Your goal – Output the entries verbatim, including every line.

Data extract –
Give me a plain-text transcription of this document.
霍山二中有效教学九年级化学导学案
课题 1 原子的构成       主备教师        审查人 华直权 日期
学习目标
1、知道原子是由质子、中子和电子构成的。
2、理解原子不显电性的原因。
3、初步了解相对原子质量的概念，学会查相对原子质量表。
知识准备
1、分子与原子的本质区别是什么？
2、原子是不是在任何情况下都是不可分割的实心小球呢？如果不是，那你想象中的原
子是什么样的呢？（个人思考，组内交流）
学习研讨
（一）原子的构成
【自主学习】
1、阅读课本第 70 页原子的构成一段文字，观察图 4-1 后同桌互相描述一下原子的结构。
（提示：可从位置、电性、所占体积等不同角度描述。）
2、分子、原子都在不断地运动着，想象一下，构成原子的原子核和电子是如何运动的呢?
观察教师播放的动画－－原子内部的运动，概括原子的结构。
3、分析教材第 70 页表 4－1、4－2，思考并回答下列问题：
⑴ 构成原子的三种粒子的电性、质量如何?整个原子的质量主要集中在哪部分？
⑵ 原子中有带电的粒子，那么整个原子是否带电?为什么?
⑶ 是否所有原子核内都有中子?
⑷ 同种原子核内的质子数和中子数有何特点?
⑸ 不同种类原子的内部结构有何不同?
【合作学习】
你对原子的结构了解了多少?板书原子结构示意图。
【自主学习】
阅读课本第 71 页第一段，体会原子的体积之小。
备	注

The completed task –
Give me a plain-text transcription of this document.
霍山二中有效教学九年级化学导学案
课题 1 原子的构成       主备教师        审查人 华直权 日期
学习目标
1、知道原子是由质子、中子和电子构成的。
2、理解原子不显电性的原因。
3、初步了解相对原子质量的概念，学会查相对原子质量表。
知识准备
1、分子与原子的本质区别是什么？
2、原子是不是在任何情况下都是不可分割的实心小球呢？如果不是，那你想象中的原
子是什么样的呢？（个人思考，组内交流）
学习研讨
（一）原子的构成
【自主学习】
1、阅读课本第 70 页原子的构成一段文字，观察图 4-1 后同桌互相描述一下原子的结构。
（提示：可从位置、电性、所占体积等不同角度描述。）
2、分子、原子都在不断地运动着，想象一下，构成原子的原子核和电子是如何运动的呢?
观察教师播放的动画－－原子内部的运动，概括原子的结构。
3、分析教材第 70 页表 4－1、4－2，思考并回答下列问题：
⑴ 构成原子的三种粒子的电性、质量如何?整个原子的质量主要集中在哪部分？
⑵ 原子中有带电的粒子，那么整个原子是否带电?为什么?
⑶ 是否所有原子核内都有中子?
⑷ 同种原子核内的质子数和中子数有何特点?
⑸ 不同种类原子的内部结构有何不同?
【合作学习】
你对原子的结构了解了多少?板书原子结构示意图。
【自主学习】
阅读课本第 71 页第一段，体会原子的体积之小。
备	注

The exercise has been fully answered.